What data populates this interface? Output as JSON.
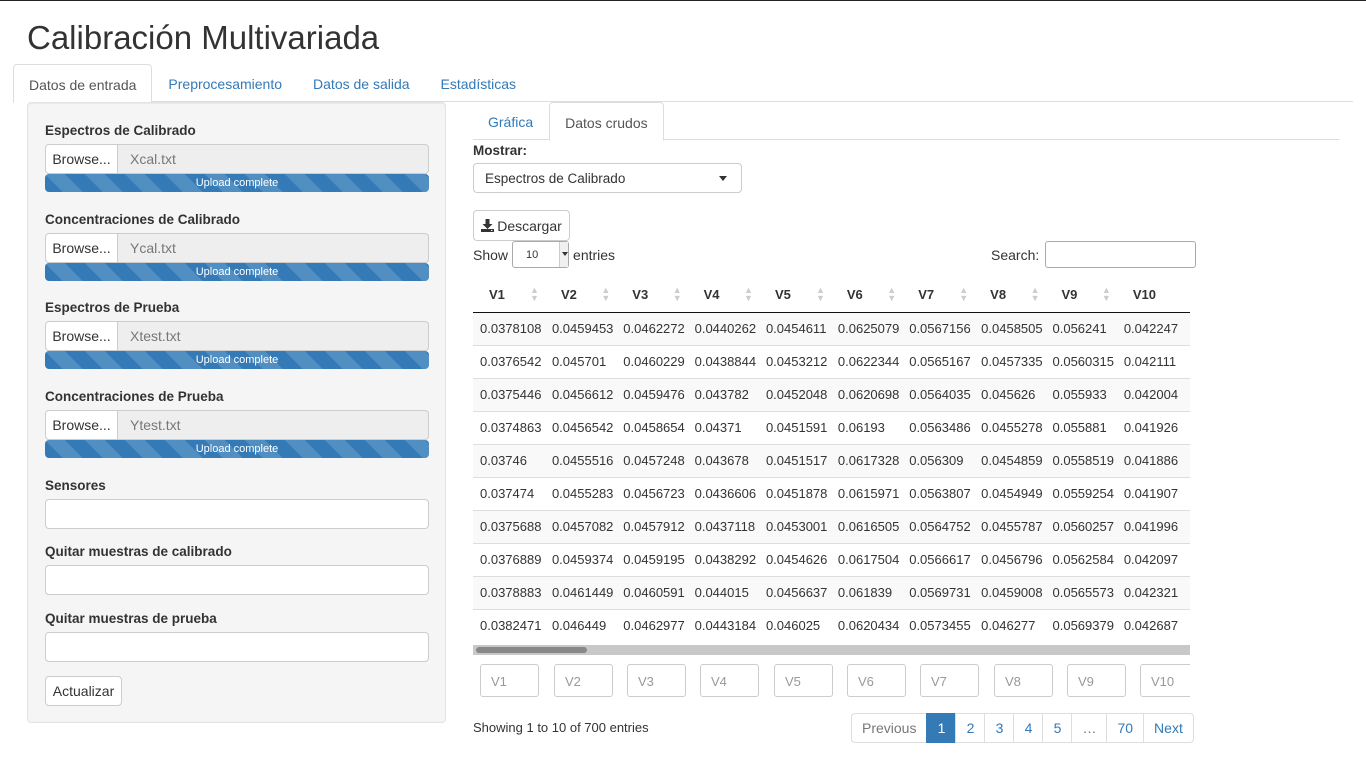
{
  "app": {
    "title": "Calibración Multivariada"
  },
  "main_tabs": [
    {
      "label": "Datos de entrada",
      "active": true
    },
    {
      "label": "Preprocesamiento",
      "active": false
    },
    {
      "label": "Datos de salida",
      "active": false
    },
    {
      "label": "Estadísticas",
      "active": false
    }
  ],
  "sidebar": {
    "file_inputs": [
      {
        "label": "Espectros de Calibrado",
        "button": "Browse...",
        "filename": "Xcal.txt",
        "status": "Upload complete",
        "progress": 1.0
      },
      {
        "label": "Concentraciones de Calibrado",
        "button": "Browse...",
        "filename": "Ycal.txt",
        "status": "Upload complete",
        "progress": 1.0
      },
      {
        "label": "Espectros de Prueba",
        "button": "Browse...",
        "filename": "Xtest.txt",
        "status": "Upload complete",
        "progress": 1.0
      },
      {
        "label": "Concentraciones de Prueba",
        "button": "Browse...",
        "filename": "Ytest.txt",
        "status": "Upload complete",
        "progress": 1.0
      }
    ],
    "text_inputs": [
      {
        "label": "Sensores",
        "value": ""
      },
      {
        "label": "Quitar muestras de calibrado",
        "value": ""
      },
      {
        "label": "Quitar muestras de prueba",
        "value": ""
      }
    ],
    "update_button": "Actualizar"
  },
  "sub_tabs": [
    {
      "label": "Gráfica",
      "active": false
    },
    {
      "label": "Datos crudos",
      "active": true
    }
  ],
  "dataset_select": {
    "label": "Mostrar:",
    "value": "Espectros de Calibrado"
  },
  "download_button": "Descargar",
  "table_controls": {
    "show_label": "Show",
    "length_value": "10",
    "entries_label": "entries",
    "search_label": "Search:",
    "search_value": ""
  },
  "table": {
    "columns": [
      "V1",
      "V2",
      "V3",
      "V4",
      "V5",
      "V6",
      "V7",
      "V8",
      "V9",
      "V10"
    ],
    "rows": [
      [
        "0.0378108",
        "0.0459453",
        "0.0462272",
        "0.0440262",
        "0.0454611",
        "0.0625079",
        "0.0567156",
        "0.0458505",
        "0.056241",
        "0.042247"
      ],
      [
        "0.0376542",
        "0.045701",
        "0.0460229",
        "0.0438844",
        "0.0453212",
        "0.0622344",
        "0.0565167",
        "0.0457335",
        "0.0560315",
        "0.042111"
      ],
      [
        "0.0375446",
        "0.0456612",
        "0.0459476",
        "0.043782",
        "0.0452048",
        "0.0620698",
        "0.0564035",
        "0.045626",
        "0.055933",
        "0.042004"
      ],
      [
        "0.0374863",
        "0.0456542",
        "0.0458654",
        "0.04371",
        "0.0451591",
        "0.06193",
        "0.0563486",
        "0.0455278",
        "0.055881",
        "0.041926"
      ],
      [
        "0.03746",
        "0.0455516",
        "0.0457248",
        "0.043678",
        "0.0451517",
        "0.0617328",
        "0.056309",
        "0.0454859",
        "0.0558519",
        "0.041886"
      ],
      [
        "0.037474",
        "0.0455283",
        "0.0456723",
        "0.0436606",
        "0.0451878",
        "0.0615971",
        "0.0563807",
        "0.0454949",
        "0.0559254",
        "0.041907"
      ],
      [
        "0.0375688",
        "0.0457082",
        "0.0457912",
        "0.0437118",
        "0.0453001",
        "0.0616505",
        "0.0564752",
        "0.0455787",
        "0.0560257",
        "0.041996"
      ],
      [
        "0.0376889",
        "0.0459374",
        "0.0459195",
        "0.0438292",
        "0.0454626",
        "0.0617504",
        "0.0566617",
        "0.0456796",
        "0.0562584",
        "0.042097"
      ],
      [
        "0.0378883",
        "0.0461449",
        "0.0460591",
        "0.044015",
        "0.0456637",
        "0.061839",
        "0.0569731",
        "0.0459008",
        "0.0565573",
        "0.042321"
      ],
      [
        "0.0382471",
        "0.046449",
        "0.0462977",
        "0.0443184",
        "0.046025",
        "0.0620434",
        "0.0573455",
        "0.046277",
        "0.0569379",
        "0.042687"
      ]
    ],
    "filter_placeholders": [
      "V1",
      "V2",
      "V3",
      "V4",
      "V5",
      "V6",
      "V7",
      "V8",
      "V9",
      "V10"
    ]
  },
  "table_info": "Showing 1 to 10 of 700 entries",
  "pagination": {
    "previous": "Previous",
    "pages": [
      "1",
      "2",
      "3",
      "4",
      "5",
      "…",
      "70"
    ],
    "current": "1",
    "next": "Next"
  },
  "icons": {
    "download": "download-icon",
    "sort": "sort-both-icon",
    "dropdown": "caret-down-icon"
  },
  "colors": {
    "primary": "#337ab7",
    "sidebar_bg": "#f5f5f5",
    "progress": "#337ab7"
  }
}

■ ■ ■

■ Instruction
Copy the material above in full and exactly, skipping pictures.

■ Response
What data populates this interface? Output as JSON.
{
  "app": {
    "title": "Calibración Multivariada"
  },
  "main_tabs": [
    {
      "label": "Datos de entrada",
      "active": true
    },
    {
      "label": "Preprocesamiento",
      "active": false
    },
    {
      "label": "Datos de salida",
      "active": false
    },
    {
      "label": "Estadísticas",
      "active": false
    }
  ],
  "sidebar": {
    "file_inputs": [
      {
        "label": "Espectros de Calibrado",
        "button": "Browse...",
        "filename": "Xcal.txt",
        "status": "Upload complete",
        "progress": 1.0
      },
      {
        "label": "Concentraciones de Calibrado",
        "button": "Browse...",
        "filename": "Ycal.txt",
        "status": "Upload complete",
        "progress": 1.0
      },
      {
        "label": "Espectros de Prueba",
        "button": "Browse...",
        "filename": "Xtest.txt",
        "status": "Upload complete",
        "progress": 1.0
      },
      {
        "label": "Concentraciones de Prueba",
        "button": "Browse...",
        "filename": "Ytest.txt",
        "status": "Upload complete",
        "progress": 1.0
      }
    ],
    "text_inputs": [
      {
        "label": "Sensores",
        "value": ""
      },
      {
        "label": "Quitar muestras de calibrado",
        "value": ""
      },
      {
        "label": "Quitar muestras de prueba",
        "value": ""
      }
    ],
    "update_button": "Actualizar"
  },
  "sub_tabs": [
    {
      "label": "Gráfica",
      "active": false
    },
    {
      "label": "Datos crudos",
      "active": true
    }
  ],
  "dataset_select": {
    "label": "Mostrar:",
    "value": "Espectros de Calibrado"
  },
  "download_button": "Descargar",
  "table_controls": {
    "show_label": "Show",
    "length_value": "10",
    "entries_label": "entries",
    "search_label": "Search:",
    "search_value": ""
  },
  "table": {
    "columns": [
      "V1",
      "V2",
      "V3",
      "V4",
      "V5",
      "V6",
      "V7",
      "V8",
      "V9",
      "V10"
    ],
    "rows": [
      [
        "0.0378108",
        "0.0459453",
        "0.0462272",
        "0.0440262",
        "0.0454611",
        "0.0625079",
        "0.0567156",
        "0.0458505",
        "0.056241",
        "0.042247"
      ],
      [
        "0.0376542",
        "0.045701",
        "0.0460229",
        "0.0438844",
        "0.0453212",
        "0.0622344",
        "0.0565167",
        "0.0457335",
        "0.0560315",
        "0.042111"
      ],
      [
        "0.0375446",
        "0.0456612",
        "0.0459476",
        "0.043782",
        "0.0452048",
        "0.0620698",
        "0.0564035",
        "0.045626",
        "0.055933",
        "0.042004"
      ],
      [
        "0.0374863",
        "0.0456542",
        "0.0458654",
        "0.04371",
        "0.0451591",
        "0.06193",
        "0.0563486",
        "0.0455278",
        "0.055881",
        "0.041926"
      ],
      [
        "0.03746",
        "0.0455516",
        "0.0457248",
        "0.043678",
        "0.0451517",
        "0.0617328",
        "0.056309",
        "0.0454859",
        "0.0558519",
        "0.041886"
      ],
      [
        "0.037474",
        "0.0455283",
        "0.0456723",
        "0.0436606",
        "0.0451878",
        "0.0615971",
        "0.0563807",
        "0.0454949",
        "0.0559254",
        "0.041907"
      ],
      [
        "0.0375688",
        "0.0457082",
        "0.0457912",
        "0.0437118",
        "0.0453001",
        "0.0616505",
        "0.0564752",
        "0.0455787",
        "0.0560257",
        "0.041996"
      ],
      [
        "0.0376889",
        "0.0459374",
        "0.0459195",
        "0.0438292",
        "0.0454626",
        "0.0617504",
        "0.0566617",
        "0.0456796",
        "0.0562584",
        "0.042097"
      ],
      [
        "0.0378883",
        "0.0461449",
        "0.0460591",
        "0.044015",
        "0.0456637",
        "0.061839",
        "0.0569731",
        "0.0459008",
        "0.0565573",
        "0.042321"
      ],
      [
        "0.0382471",
        "0.046449",
        "0.0462977",
        "0.0443184",
        "0.046025",
        "0.0620434",
        "0.0573455",
        "0.046277",
        "0.0569379",
        "0.042687"
      ]
    ],
    "filter_placeholders": [
      "V1",
      "V2",
      "V3",
      "V4",
      "V5",
      "V6",
      "V7",
      "V8",
      "V9",
      "V10"
    ]
  },
  "table_info": "Showing 1 to 10 of 700 entries",
  "pagination": {
    "previous": "Previous",
    "pages": [
      "1",
      "2",
      "3",
      "4",
      "5",
      "…",
      "70"
    ],
    "current": "1",
    "next": "Next"
  },
  "icons": {
    "download": "download-icon",
    "sort": "sort-both-icon",
    "dropdown": "caret-down-icon"
  },
  "colors": {
    "primary": "#337ab7",
    "sidebar_bg": "#f5f5f5",
    "progress": "#337ab7"
  }
}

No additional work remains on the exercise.